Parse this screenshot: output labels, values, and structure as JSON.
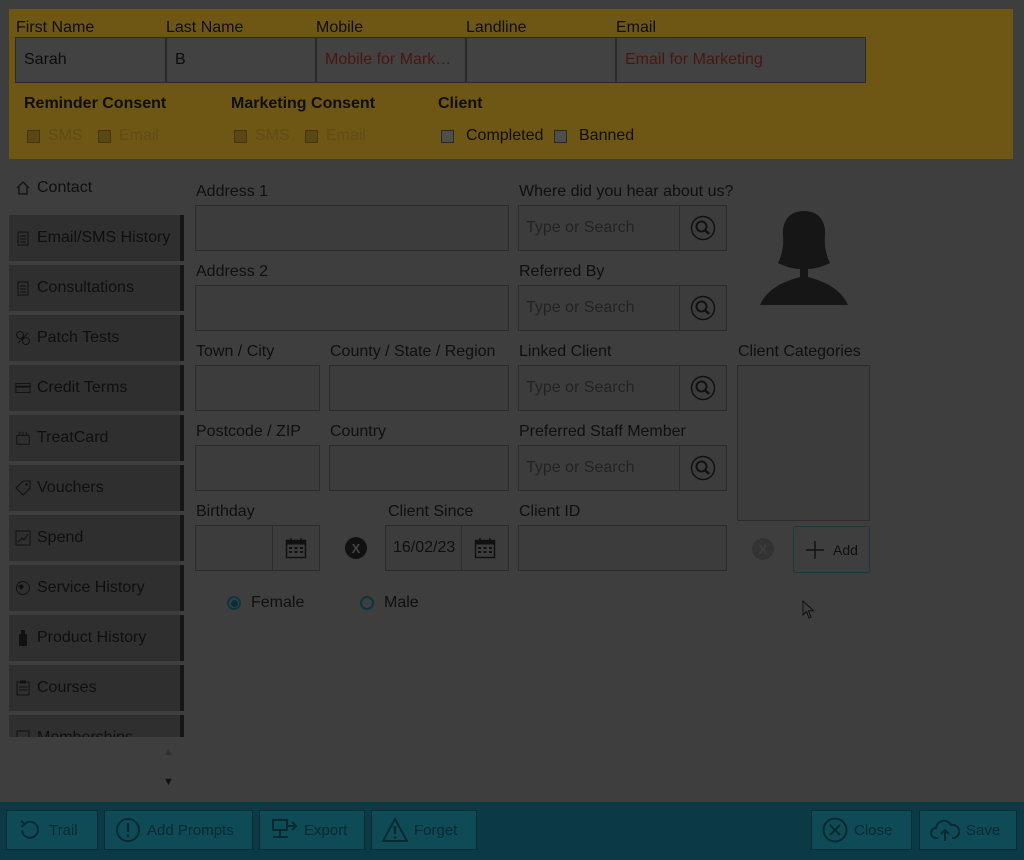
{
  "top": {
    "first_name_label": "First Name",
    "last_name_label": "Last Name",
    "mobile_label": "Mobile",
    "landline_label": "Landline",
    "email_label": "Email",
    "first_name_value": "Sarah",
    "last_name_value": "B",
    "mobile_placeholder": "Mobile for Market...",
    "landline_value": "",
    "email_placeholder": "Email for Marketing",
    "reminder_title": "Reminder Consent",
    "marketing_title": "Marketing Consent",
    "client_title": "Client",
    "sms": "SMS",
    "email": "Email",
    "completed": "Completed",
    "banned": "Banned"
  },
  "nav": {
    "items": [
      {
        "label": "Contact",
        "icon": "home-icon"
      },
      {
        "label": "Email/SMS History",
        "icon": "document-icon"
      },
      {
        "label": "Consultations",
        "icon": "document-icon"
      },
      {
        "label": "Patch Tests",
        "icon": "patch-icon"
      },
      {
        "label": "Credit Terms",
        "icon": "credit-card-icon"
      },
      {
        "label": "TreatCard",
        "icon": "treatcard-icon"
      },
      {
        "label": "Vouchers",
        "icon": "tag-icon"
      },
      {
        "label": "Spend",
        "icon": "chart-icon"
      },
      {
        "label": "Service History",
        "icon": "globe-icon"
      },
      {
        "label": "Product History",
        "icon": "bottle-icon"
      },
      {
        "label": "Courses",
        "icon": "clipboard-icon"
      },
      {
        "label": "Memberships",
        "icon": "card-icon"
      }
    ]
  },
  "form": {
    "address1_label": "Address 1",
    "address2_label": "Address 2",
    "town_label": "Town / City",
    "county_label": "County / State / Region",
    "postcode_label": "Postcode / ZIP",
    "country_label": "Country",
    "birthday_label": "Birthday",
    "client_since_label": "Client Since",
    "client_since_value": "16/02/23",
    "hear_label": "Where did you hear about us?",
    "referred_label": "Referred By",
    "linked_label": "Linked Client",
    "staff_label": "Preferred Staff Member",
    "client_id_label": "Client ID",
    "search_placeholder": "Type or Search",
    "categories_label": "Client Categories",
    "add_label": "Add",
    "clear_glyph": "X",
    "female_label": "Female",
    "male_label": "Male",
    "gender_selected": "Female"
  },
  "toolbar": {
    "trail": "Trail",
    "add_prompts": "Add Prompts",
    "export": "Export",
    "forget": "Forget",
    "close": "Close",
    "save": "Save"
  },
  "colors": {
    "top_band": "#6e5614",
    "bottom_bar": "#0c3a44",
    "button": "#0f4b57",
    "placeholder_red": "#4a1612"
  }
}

• • •

GOAL -> Omit the pictures. Output every record above word for word.

SOLUTION ->
Parse this screenshot: output labels, values, and structure as JSON.
{
  "top": {
    "first_name_label": "First Name",
    "last_name_label": "Last Name",
    "mobile_label": "Mobile",
    "landline_label": "Landline",
    "email_label": "Email",
    "first_name_value": "Sarah",
    "last_name_value": "B",
    "mobile_placeholder": "Mobile for Market...",
    "landline_value": "",
    "email_placeholder": "Email for Marketing",
    "reminder_title": "Reminder Consent",
    "marketing_title": "Marketing Consent",
    "client_title": "Client",
    "sms": "SMS",
    "email": "Email",
    "completed": "Completed",
    "banned": "Banned"
  },
  "nav": {
    "items": [
      {
        "label": "Contact",
        "icon": "home-icon"
      },
      {
        "label": "Email/SMS History",
        "icon": "document-icon"
      },
      {
        "label": "Consultations",
        "icon": "document-icon"
      },
      {
        "label": "Patch Tests",
        "icon": "patch-icon"
      },
      {
        "label": "Credit Terms",
        "icon": "credit-card-icon"
      },
      {
        "label": "TreatCard",
        "icon": "treatcard-icon"
      },
      {
        "label": "Vouchers",
        "icon": "tag-icon"
      },
      {
        "label": "Spend",
        "icon": "chart-icon"
      },
      {
        "label": "Service History",
        "icon": "globe-icon"
      },
      {
        "label": "Product History",
        "icon": "bottle-icon"
      },
      {
        "label": "Courses",
        "icon": "clipboard-icon"
      },
      {
        "label": "Memberships",
        "icon": "card-icon"
      }
    ]
  },
  "form": {
    "address1_label": "Address 1",
    "address2_label": "Address 2",
    "town_label": "Town / City",
    "county_label": "County / State / Region",
    "postcode_label": "Postcode / ZIP",
    "country_label": "Country",
    "birthday_label": "Birthday",
    "client_since_label": "Client Since",
    "client_since_value": "16/02/23",
    "hear_label": "Where did you hear about us?",
    "referred_label": "Referred By",
    "linked_label": "Linked Client",
    "staff_label": "Preferred Staff Member",
    "client_id_label": "Client ID",
    "search_placeholder": "Type or Search",
    "categories_label": "Client Categories",
    "add_label": "Add",
    "clear_glyph": "X",
    "female_label": "Female",
    "male_label": "Male",
    "gender_selected": "Female"
  },
  "toolbar": {
    "trail": "Trail",
    "add_prompts": "Add Prompts",
    "export": "Export",
    "forget": "Forget",
    "close": "Close",
    "save": "Save"
  },
  "colors": {
    "top_band": "#6e5614",
    "bottom_bar": "#0c3a44",
    "button": "#0f4b57",
    "placeholder_red": "#4a1612"
  }
}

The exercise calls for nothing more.